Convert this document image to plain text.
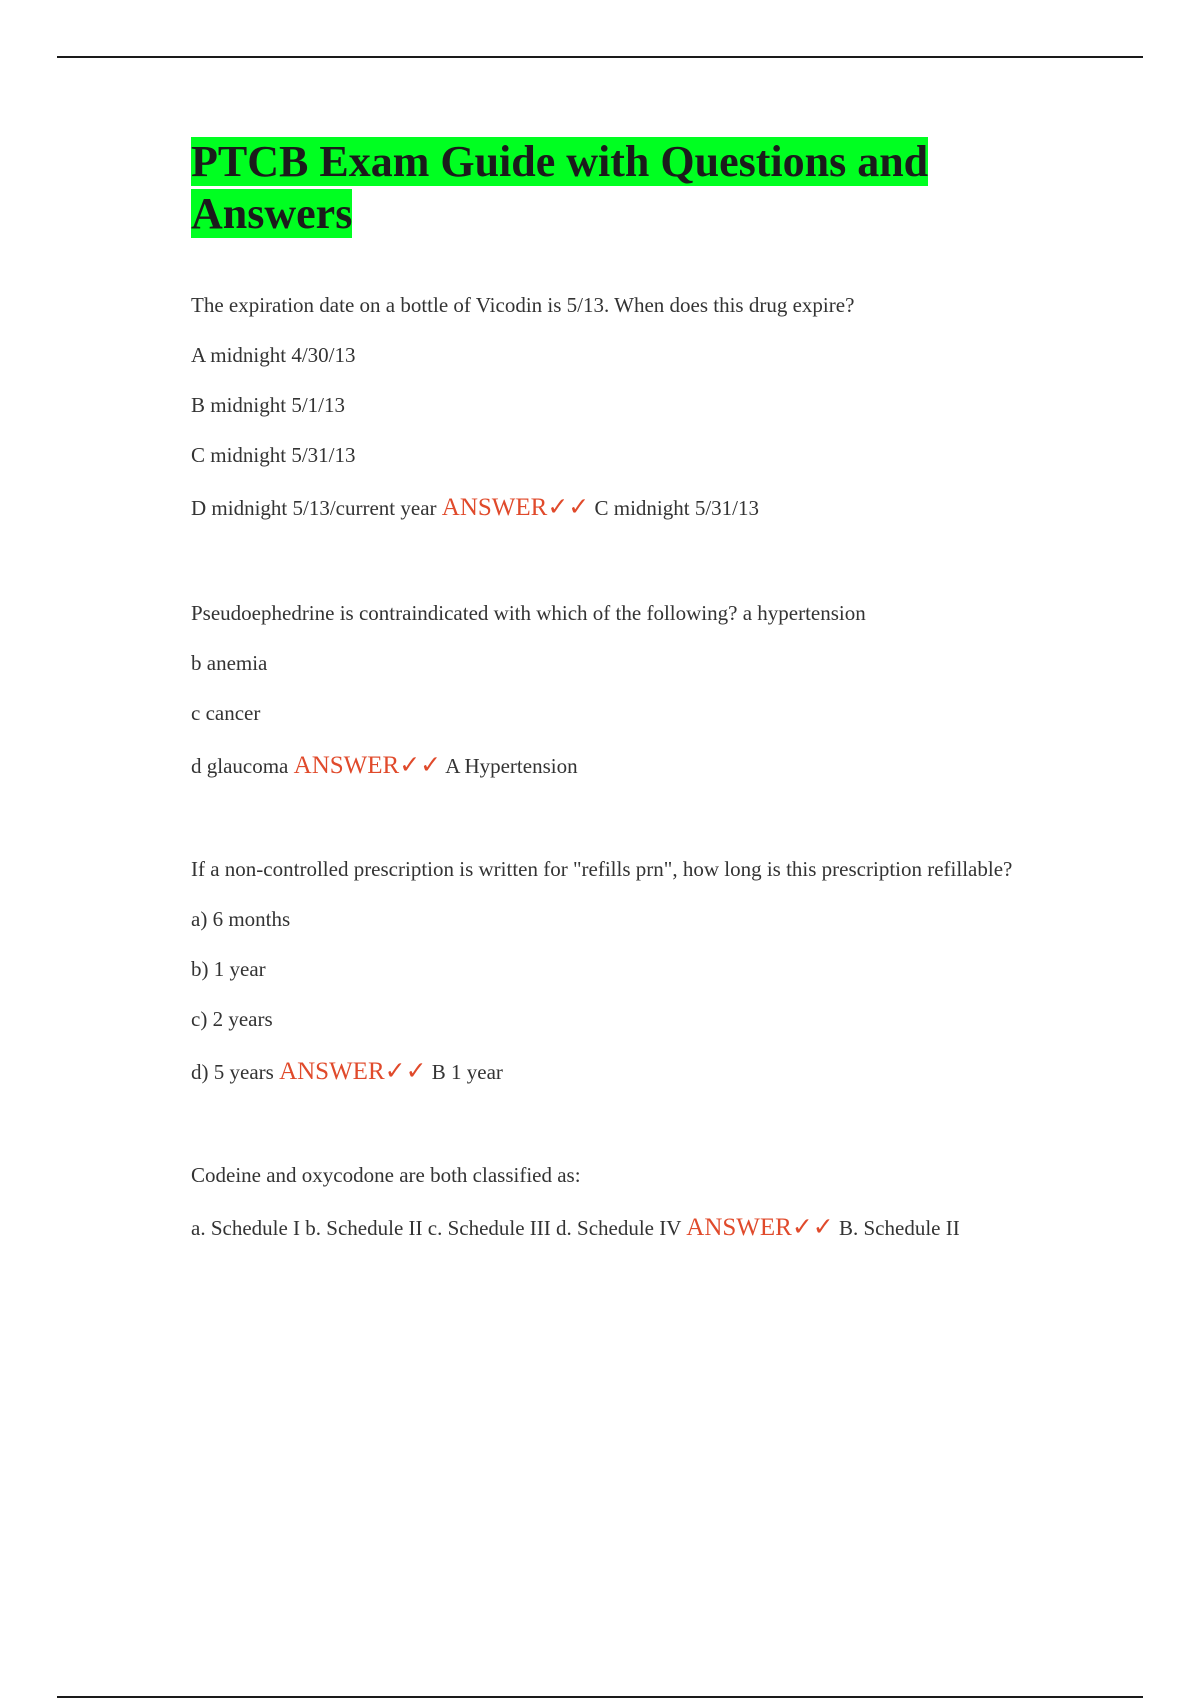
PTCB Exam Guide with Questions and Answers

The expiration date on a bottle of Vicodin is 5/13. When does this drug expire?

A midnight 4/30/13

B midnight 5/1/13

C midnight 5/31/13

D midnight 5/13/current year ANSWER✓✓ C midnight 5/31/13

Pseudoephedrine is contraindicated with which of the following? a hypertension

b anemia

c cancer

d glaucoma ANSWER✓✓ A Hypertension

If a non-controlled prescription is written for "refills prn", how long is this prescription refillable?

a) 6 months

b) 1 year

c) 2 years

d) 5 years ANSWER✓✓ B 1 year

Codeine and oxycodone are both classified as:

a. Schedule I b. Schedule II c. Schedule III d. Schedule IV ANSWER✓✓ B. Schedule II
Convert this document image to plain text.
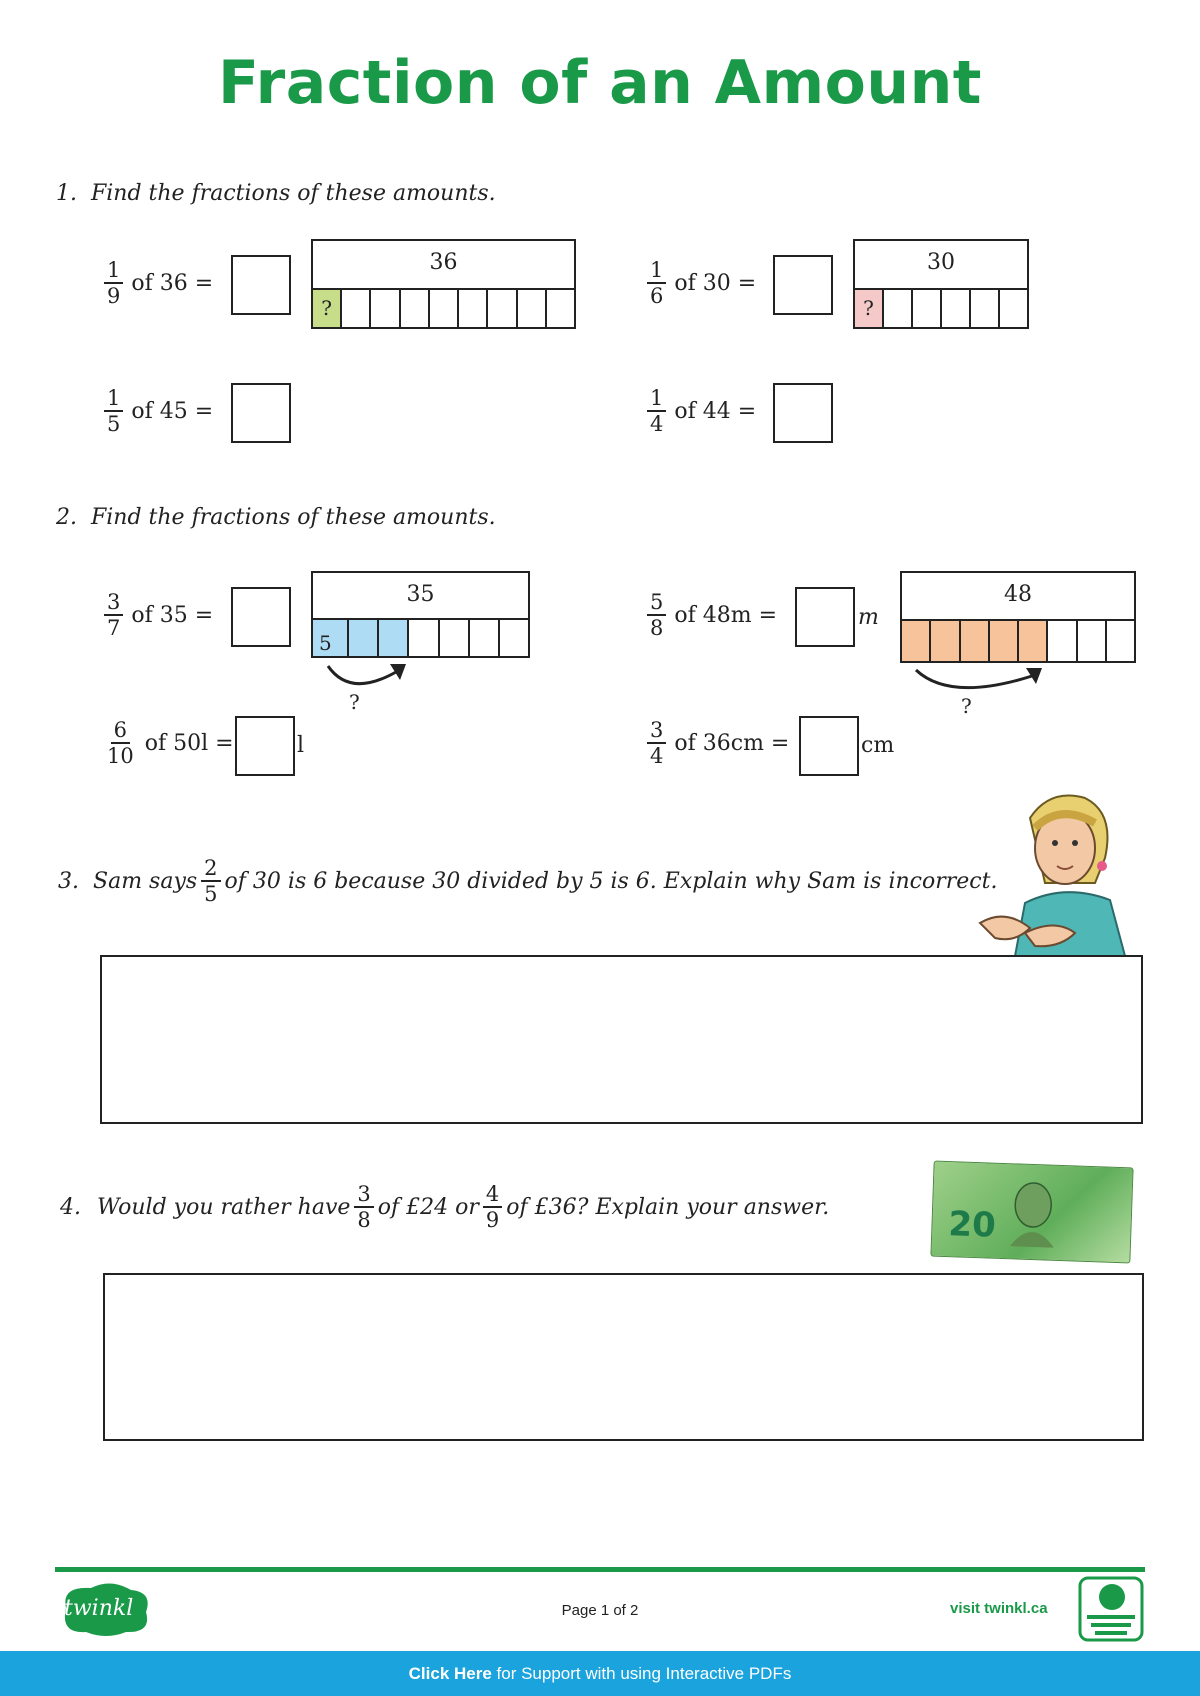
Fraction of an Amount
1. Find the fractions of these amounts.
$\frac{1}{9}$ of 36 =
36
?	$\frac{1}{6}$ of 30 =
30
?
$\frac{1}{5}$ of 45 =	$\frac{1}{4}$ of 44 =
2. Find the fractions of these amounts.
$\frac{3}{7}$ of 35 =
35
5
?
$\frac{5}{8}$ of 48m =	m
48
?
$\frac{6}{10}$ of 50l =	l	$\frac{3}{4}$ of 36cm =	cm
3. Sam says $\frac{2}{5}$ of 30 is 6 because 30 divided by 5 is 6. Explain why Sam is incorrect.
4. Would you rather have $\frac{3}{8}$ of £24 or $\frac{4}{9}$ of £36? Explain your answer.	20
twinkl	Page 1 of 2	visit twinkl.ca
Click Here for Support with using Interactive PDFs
--*--
• [What this task involves] Return all the entries word for word, but omit any pictures they contain.

• [Correct response]
Convert this document image to plain text.
PTCB Exam Guide with Questions and Answers

The expiration date on a bottle of Vicodin is 5/13. When does this drug expire?

A midnight 4/30/13

B midnight 5/1/13

C midnight 5/31/13

D midnight 5/13/current year ANSWER✓✓ C midnight 5/31/13

Pseudoephedrine is contraindicated with which of the following? a hypertension

b anemia

c cancer

d glaucoma ANSWER✓✓ A Hypertension

If a non-controlled prescription is written for "refills prn", how long is this prescription refillable?

a) 6 months

b) 1 year

c) 2 years

d) 5 years ANSWER✓✓ B 1 year

Codeine and oxycodone are both classified as:

a. Schedule I b. Schedule II c. Schedule III d. Schedule IV ANSWER✓✓ B. Schedule II
Convert this document image to plain text.
Fraction of an Amount
1. Find the fractions of these amounts.
$\frac{1}{9}$ of 36 =
36
?	$\frac{1}{6}$ of 30 =
30
?
$\frac{1}{5}$ of 45 =	$\frac{1}{4}$ of 44 =
2. Find the fractions of these amounts.
$\frac{3}{7}$ of 35 =
35
5
?
$\frac{5}{8}$ of 48m =	m
48
?
$\frac{6}{10}$ of 50l =	l	$\frac{3}{4}$ of 36cm =	cm
3. Sam says $\frac{2}{5}$ of 30 is 6 because 30 divided by 5 is 6. Explain why Sam is incorrect.
4. Would you rather have $\frac{3}{8}$ of £24 or $\frac{4}{9}$ of £36? Explain your answer.	20
twinkl	Page 1 of 2	visit twinkl.ca
Click Here for Support with using Interactive PDFs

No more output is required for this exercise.